▶ [WHAT YOU NEED TO DO]: Comb the records below for the string "ffffff" and copy each line where it turns up.

[Entries from a dataset]
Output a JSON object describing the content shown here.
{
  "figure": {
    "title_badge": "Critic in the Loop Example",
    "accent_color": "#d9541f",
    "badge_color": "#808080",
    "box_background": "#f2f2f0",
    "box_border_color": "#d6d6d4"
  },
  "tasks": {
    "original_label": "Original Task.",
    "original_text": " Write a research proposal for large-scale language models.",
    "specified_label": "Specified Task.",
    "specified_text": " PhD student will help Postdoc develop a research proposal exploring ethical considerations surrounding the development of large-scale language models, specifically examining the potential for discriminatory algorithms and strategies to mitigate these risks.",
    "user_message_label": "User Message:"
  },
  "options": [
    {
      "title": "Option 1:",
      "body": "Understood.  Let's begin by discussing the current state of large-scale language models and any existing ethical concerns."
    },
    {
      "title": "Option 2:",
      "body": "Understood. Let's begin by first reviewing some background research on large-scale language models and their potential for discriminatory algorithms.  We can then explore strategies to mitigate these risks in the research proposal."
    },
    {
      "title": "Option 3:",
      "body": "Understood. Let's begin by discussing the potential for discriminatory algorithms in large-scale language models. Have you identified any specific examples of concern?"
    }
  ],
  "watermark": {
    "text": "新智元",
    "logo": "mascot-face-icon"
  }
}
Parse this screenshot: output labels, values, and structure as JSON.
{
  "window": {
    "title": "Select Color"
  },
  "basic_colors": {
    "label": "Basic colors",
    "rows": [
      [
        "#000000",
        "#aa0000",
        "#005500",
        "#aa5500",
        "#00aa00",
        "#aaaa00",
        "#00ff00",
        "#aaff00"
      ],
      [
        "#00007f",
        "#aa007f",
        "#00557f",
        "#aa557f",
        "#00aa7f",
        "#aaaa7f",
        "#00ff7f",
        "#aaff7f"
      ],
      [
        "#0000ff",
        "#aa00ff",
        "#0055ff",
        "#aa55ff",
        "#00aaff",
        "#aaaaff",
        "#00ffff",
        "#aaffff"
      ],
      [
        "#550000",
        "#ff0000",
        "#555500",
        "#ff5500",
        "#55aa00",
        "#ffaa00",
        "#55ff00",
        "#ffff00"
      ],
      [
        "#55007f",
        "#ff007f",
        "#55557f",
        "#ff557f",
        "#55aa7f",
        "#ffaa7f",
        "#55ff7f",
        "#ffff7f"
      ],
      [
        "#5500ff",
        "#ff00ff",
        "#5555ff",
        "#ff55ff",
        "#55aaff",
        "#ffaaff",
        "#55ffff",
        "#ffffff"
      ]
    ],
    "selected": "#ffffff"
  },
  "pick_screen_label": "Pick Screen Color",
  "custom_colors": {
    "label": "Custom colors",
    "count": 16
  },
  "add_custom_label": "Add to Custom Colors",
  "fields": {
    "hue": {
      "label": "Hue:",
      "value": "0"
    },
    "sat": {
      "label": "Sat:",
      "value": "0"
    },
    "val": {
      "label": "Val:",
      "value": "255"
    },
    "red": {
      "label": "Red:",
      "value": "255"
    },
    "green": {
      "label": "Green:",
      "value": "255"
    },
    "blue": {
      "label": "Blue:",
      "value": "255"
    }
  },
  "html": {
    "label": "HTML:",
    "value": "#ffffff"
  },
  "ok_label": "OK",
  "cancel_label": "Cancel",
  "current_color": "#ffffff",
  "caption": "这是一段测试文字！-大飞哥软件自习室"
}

▶ [EXERCISE RESULT]:
        "#ffffff"
    "selected": "#ffffff"
    "value": "#ffffff"
  "current_color": "#ffffff",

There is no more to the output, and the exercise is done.